* [Requirement] Locate the string "JSON" in the listing below. Copy every line where it is found.

[Excerpt from a dataset]
○ ○ ○
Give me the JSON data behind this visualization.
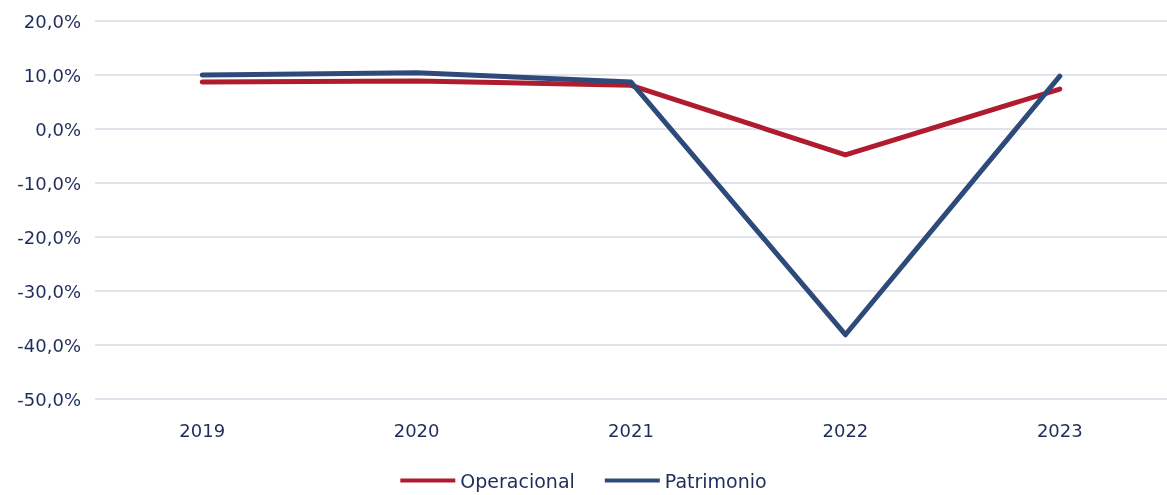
{
  "chart_data": {
    "type": "line",
    "categories": [
      "2019",
      "2020",
      "2021",
      "2022",
      "2023"
    ],
    "series": [
      {
        "name": "Operacional",
        "color": "#b01c2e",
        "values": [
          8.7,
          8.9,
          8.1,
          -4.8,
          7.4
        ]
      },
      {
        "name": "Patrimonio",
        "color": "#2e4a7a",
        "values": [
          10.0,
          10.4,
          8.7,
          -38.1,
          9.8
        ]
      }
    ],
    "ylim": [
      -50,
      20
    ],
    "yticks": [
      {
        "value": -50,
        "label": "-50,0%"
      },
      {
        "value": -40,
        "label": "-40,0%"
      },
      {
        "value": -30,
        "label": "-30,0%"
      },
      {
        "value": -20,
        "label": "-20,0%"
      },
      {
        "value": -10,
        "label": "-10,0%"
      },
      {
        "value": 0,
        "label": "0,0%"
      },
      {
        "value": 10,
        "label": "10,0%"
      },
      {
        "value": 20,
        "label": "20,0%"
      }
    ],
    "grid": "y",
    "legend": "bottom",
    "marker": "none",
    "line_style": "solid"
  }
}
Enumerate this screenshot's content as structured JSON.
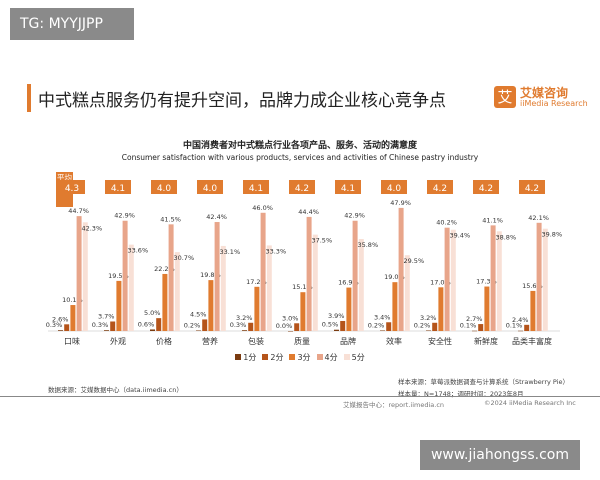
{
  "badge": "TG: MYYJJPP",
  "header": {
    "title": "中式糕点服务仍有提升空间，品牌力成企业核心竞争点",
    "logo_cn": "艾媒咨询",
    "logo_en": "iiMedia Research",
    "logo_mark": "艾"
  },
  "chart_data": {
    "type": "bar",
    "title": "中国消费者对中式糕点行业各项产品、服务、活动的满意度",
    "subtitle": "Consumer satisfaction with various products, services and activities of Chinese pastry industry",
    "avg_label": "平均分",
    "categories": [
      "口味",
      "外观",
      "价格",
      "营养",
      "包装",
      "质量",
      "品牌",
      "效率",
      "安全性",
      "新鲜度",
      "品类丰富度"
    ],
    "averages": [
      "4.3",
      "4.1",
      "4.0",
      "4.0",
      "4.1",
      "4.2",
      "4.1",
      "4.0",
      "4.2",
      "4.2",
      "4.2"
    ],
    "series": [
      {
        "name": "1分",
        "color": "#7a3b10",
        "values": [
          0.3,
          0.3,
          0.6,
          0.2,
          0.3,
          0.0,
          0.5,
          0.2,
          0.2,
          0.1,
          0.1
        ]
      },
      {
        "name": "2分",
        "color": "#b5541a",
        "values": [
          2.6,
          3.7,
          5.0,
          4.5,
          3.2,
          3.0,
          3.9,
          3.4,
          3.2,
          2.7,
          2.4
        ]
      },
      {
        "name": "3分",
        "color": "#e07b2f",
        "values": [
          10.1,
          19.5,
          22.2,
          19.8,
          17.2,
          15.1,
          16.9,
          19.0,
          17.0,
          17.3,
          15.6
        ]
      },
      {
        "name": "4分",
        "color": "#e8a58a",
        "values": [
          44.7,
          42.9,
          41.5,
          42.4,
          46.0,
          44.4,
          42.9,
          47.9,
          40.2,
          41.1,
          42.1
        ]
      },
      {
        "name": "5分",
        "color": "#f8e0d6",
        "values": [
          42.3,
          33.6,
          30.7,
          33.1,
          33.3,
          37.5,
          35.8,
          29.5,
          39.4,
          38.8,
          39.8
        ]
      }
    ],
    "unit": "%",
    "legend": "bottom",
    "avg_color": "#e07b2f"
  },
  "footer": {
    "source": "数据来源：艾媒数据中心（data.iimedia.cn）",
    "sample_src": "样本来源：草莓派数据调查与计算系统（Strawberry Pie）",
    "sample_n": "样本量：N=1748；调研时间：2023年8月",
    "report": "艾媒报告中心：report.iimedia.cn",
    "copyright": "©2024  iiMedia Research  Inc"
  },
  "watermark": "www.jiahongss.com"
}
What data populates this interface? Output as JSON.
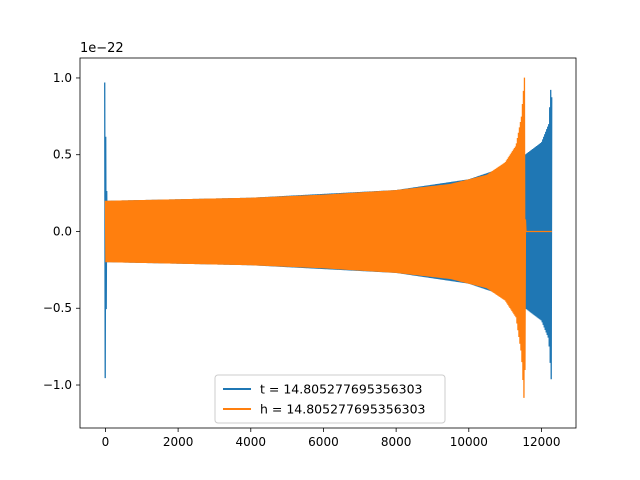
{
  "chart_data": {
    "type": "line",
    "title": "",
    "xlabel": "",
    "ylabel": "",
    "y_offset_label": "1e−22",
    "xlim": [
      -700,
      12950
    ],
    "ylim": [
      -1.28,
      1.13
    ],
    "x_ticks": [
      0,
      2000,
      4000,
      6000,
      8000,
      10000,
      12000
    ],
    "x_tick_labels": [
      "0",
      "2000",
      "4000",
      "6000",
      "8000",
      "10000",
      "12000"
    ],
    "y_ticks": [
      -1.0,
      -0.5,
      0.0,
      0.5,
      1.0
    ],
    "y_tick_labels": [
      "−1.0",
      "−0.5",
      "0.0",
      "0.5",
      "1.0"
    ],
    "grid": false,
    "legend_position": "lower center",
    "series": [
      {
        "name": "t = 14.805277695356303",
        "color": "#1f77b4",
        "x_start": -20,
        "x_end": 12290,
        "envelope": [
          {
            "x": -20,
            "upper": 0.97,
            "lower": -1.18
          },
          {
            "x": 40,
            "upper": 0.2,
            "lower": -0.2
          },
          {
            "x": 4000,
            "upper": 0.22,
            "lower": -0.22
          },
          {
            "x": 8000,
            "upper": 0.27,
            "lower": -0.27
          },
          {
            "x": 10000,
            "upper": 0.34,
            "lower": -0.34
          },
          {
            "x": 11000,
            "upper": 0.42,
            "lower": -0.42
          },
          {
            "x": 11550,
            "upper": 0.5,
            "lower": -0.5
          },
          {
            "x": 12000,
            "upper": 0.58,
            "lower": -0.58
          },
          {
            "x": 12200,
            "upper": 0.7,
            "lower": -0.7
          },
          {
            "x": 12280,
            "upper": 1.03,
            "lower": -1.01
          },
          {
            "x": 12290,
            "upper": 0.0,
            "lower": 0.0
          }
        ]
      },
      {
        "name": "h = 14.805277695356303",
        "color": "#ff7f0e",
        "x_start": 0,
        "x_end": 12290,
        "envelope": [
          {
            "x": 0,
            "upper": 0.2,
            "lower": -0.2
          },
          {
            "x": 2000,
            "upper": 0.21,
            "lower": -0.21
          },
          {
            "x": 4000,
            "upper": 0.22,
            "lower": -0.22
          },
          {
            "x": 6000,
            "upper": 0.24,
            "lower": -0.24
          },
          {
            "x": 8000,
            "upper": 0.27,
            "lower": -0.27
          },
          {
            "x": 9500,
            "upper": 0.31,
            "lower": -0.31
          },
          {
            "x": 10500,
            "upper": 0.37,
            "lower": -0.37
          },
          {
            "x": 11000,
            "upper": 0.45,
            "lower": -0.45
          },
          {
            "x": 11300,
            "upper": 0.56,
            "lower": -0.56
          },
          {
            "x": 11450,
            "upper": 0.75,
            "lower": -0.8
          },
          {
            "x": 11540,
            "upper": 1.03,
            "lower": -1.18
          },
          {
            "x": 11560,
            "upper": 0.0,
            "lower": 0.0
          },
          {
            "x": 12290,
            "upper": 0.0,
            "lower": 0.0
          }
        ]
      }
    ]
  }
}
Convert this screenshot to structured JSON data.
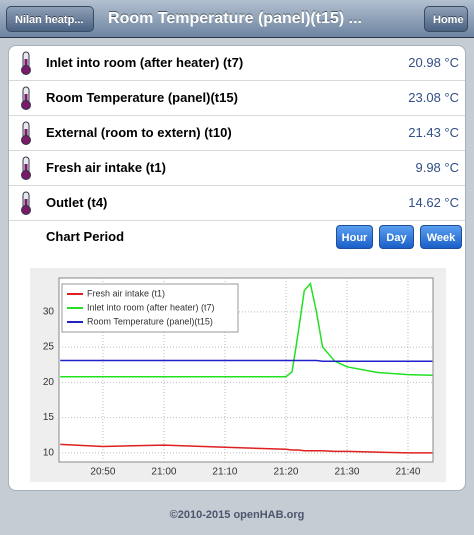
{
  "header": {
    "back": "Nilan heatp...",
    "title": "Room Temperature (panel)(t15) ...",
    "home": "Home"
  },
  "rows": [
    {
      "label": "Inlet into room (after heater) (t7)",
      "value": "20.98 °C"
    },
    {
      "label": "Room Temperature (panel)(t15)",
      "value": "23.08 °C"
    },
    {
      "label": "External (room to extern) (t10)",
      "value": "21.43 °C"
    },
    {
      "label": "Fresh air intake (t1)",
      "value": "9.98 °C"
    },
    {
      "label": "Outlet (t4)",
      "value": "14.62 °C"
    }
  ],
  "chart_period": {
    "label": "Chart Period",
    "buttons": [
      "Hour",
      "Day",
      "Week"
    ]
  },
  "chart": {
    "type": "line",
    "x": [
      1243,
      1250,
      1260,
      1270,
      1280,
      1281,
      1282,
      1283,
      1284,
      1285,
      1286,
      1288,
      1290,
      1295,
      1300,
      1304
    ],
    "series": [
      {
        "name": "Fresh air intake (t1)",
        "color": "#e02020",
        "values": [
          11.2,
          10.9,
          11.1,
          10.8,
          10.5,
          10.4,
          10.4,
          10.3,
          10.3,
          10.3,
          10.3,
          10.2,
          10.2,
          10.1,
          10.0,
          10.0
        ]
      },
      {
        "name": "Inlet into room (after heater) (t7)",
        "color": "#22e022",
        "values": [
          20.8,
          20.8,
          20.8,
          20.8,
          20.8,
          21.5,
          27,
          33,
          34,
          30,
          25,
          23,
          22.2,
          21.4,
          21.1,
          21.0
        ]
      },
      {
        "name": "Room Temperature (panel)(t15)",
        "color": "#2020c8",
        "values": [
          23.1,
          23.1,
          23.1,
          23.1,
          23.1,
          23.1,
          23.1,
          23.1,
          23.1,
          23.1,
          23.0,
          23.0,
          23.0,
          23.0,
          23.0,
          23.0
        ]
      }
    ],
    "xlim": [
      1242.8,
      1304.1
    ],
    "xticks": [
      {
        "value": 1250,
        "label": "20:50"
      },
      {
        "value": 1260,
        "label": "21:00"
      },
      {
        "value": 1270,
        "label": "21:10"
      },
      {
        "value": 1280,
        "label": "21:20"
      },
      {
        "value": 1290,
        "label": "21:30"
      },
      {
        "value": 1300,
        "label": "21:40"
      }
    ],
    "ylim": [
      8.7,
      34.8
    ],
    "yticks": [
      10,
      15,
      20,
      25,
      30
    ],
    "grid": true
  },
  "footer": "©2010-2015 openHAB.org"
}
○ ○ ○
* [Finished answer]
Give me the JSON data behind this visualization.
Enumerate this screenshot's content as structured JSON.
What data populates this interface? Output as JSON.
Convert this screenshot to structured JSON data.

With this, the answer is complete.